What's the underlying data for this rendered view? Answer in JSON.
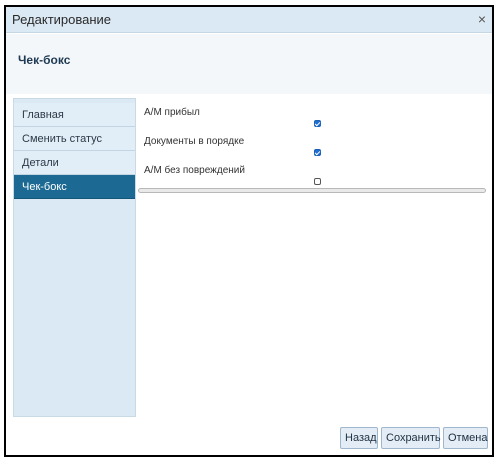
{
  "dialog": {
    "title": "Редактирование",
    "close_symbol": "×"
  },
  "header": {
    "heading": "Чек-бокс"
  },
  "sidebar": {
    "items": [
      {
        "label": "Главная",
        "active": false
      },
      {
        "label": "Сменить статус",
        "active": false
      },
      {
        "label": "Детали",
        "active": false
      },
      {
        "label": "Чек-бокс",
        "active": true
      }
    ]
  },
  "fields": [
    {
      "label": "А/М прибыл",
      "checked": true
    },
    {
      "label": "Документы в порядке",
      "checked": true
    },
    {
      "label": "А/М без повреждений",
      "checked": false
    }
  ],
  "buttons": {
    "back": "Назад",
    "save": "Сохранить",
    "cancel": "Отмена"
  },
  "colors": {
    "accent": "#1c6a93",
    "titlebar": "#dbe9f4",
    "checkbox": "#1f6fd1"
  }
}
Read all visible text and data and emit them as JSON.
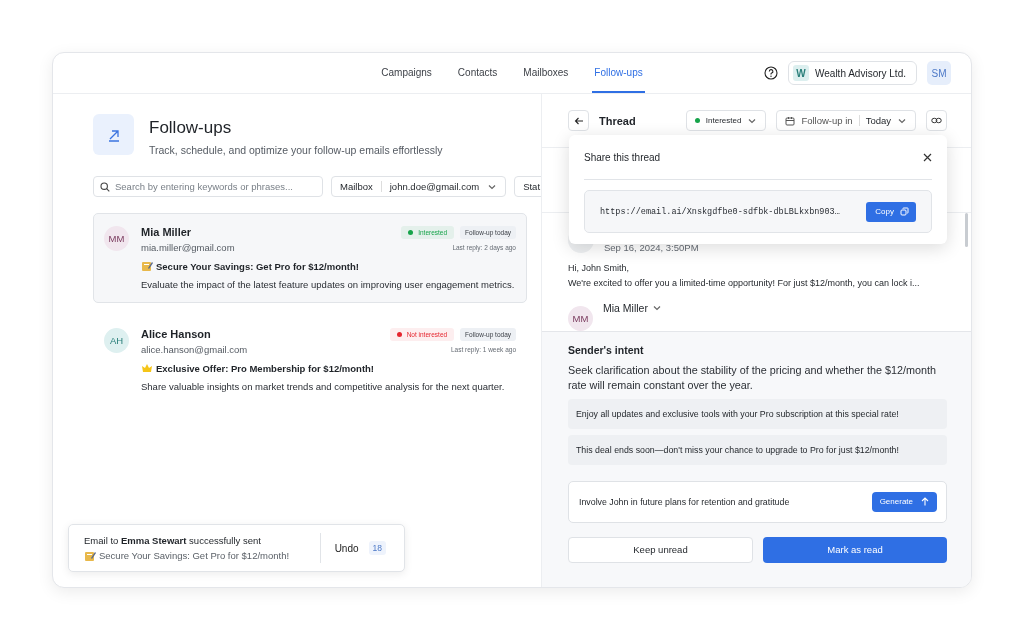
________________________________________
Write out the entries above verbatim; the pictures do not belong in your copy.

What's the underlying data for this rendered view? Answer in JSON.
{
  "dialog": {
    "title": "Редактирование",
    "close_symbol": "×"
  },
  "header": {
    "heading": "Чек-бокс"
  },
  "sidebar": {
    "items": [
      {
        "label": "Главная",
        "active": false
      },
      {
        "label": "Сменить статус",
        "active": false
      },
      {
        "label": "Детали",
        "active": false
      },
      {
        "label": "Чек-бокс",
        "active": true
      }
    ]
  },
  "fields": [
    {
      "label": "А/М прибыл",
      "checked": true
    },
    {
      "label": "Документы в порядке",
      "checked": true
    },
    {
      "label": "А/М без повреждений",
      "checked": false
    }
  ],
  "buttons": {
    "back": "Назад",
    "save": "Сохранить",
    "cancel": "Отмена"
  },
  "colors": {
    "accent": "#1c6a93",
    "titlebar": "#dbe9f4",
    "checkbox": "#1f6fd1"
  }
}
Read all visible text and data and emit them as JSON.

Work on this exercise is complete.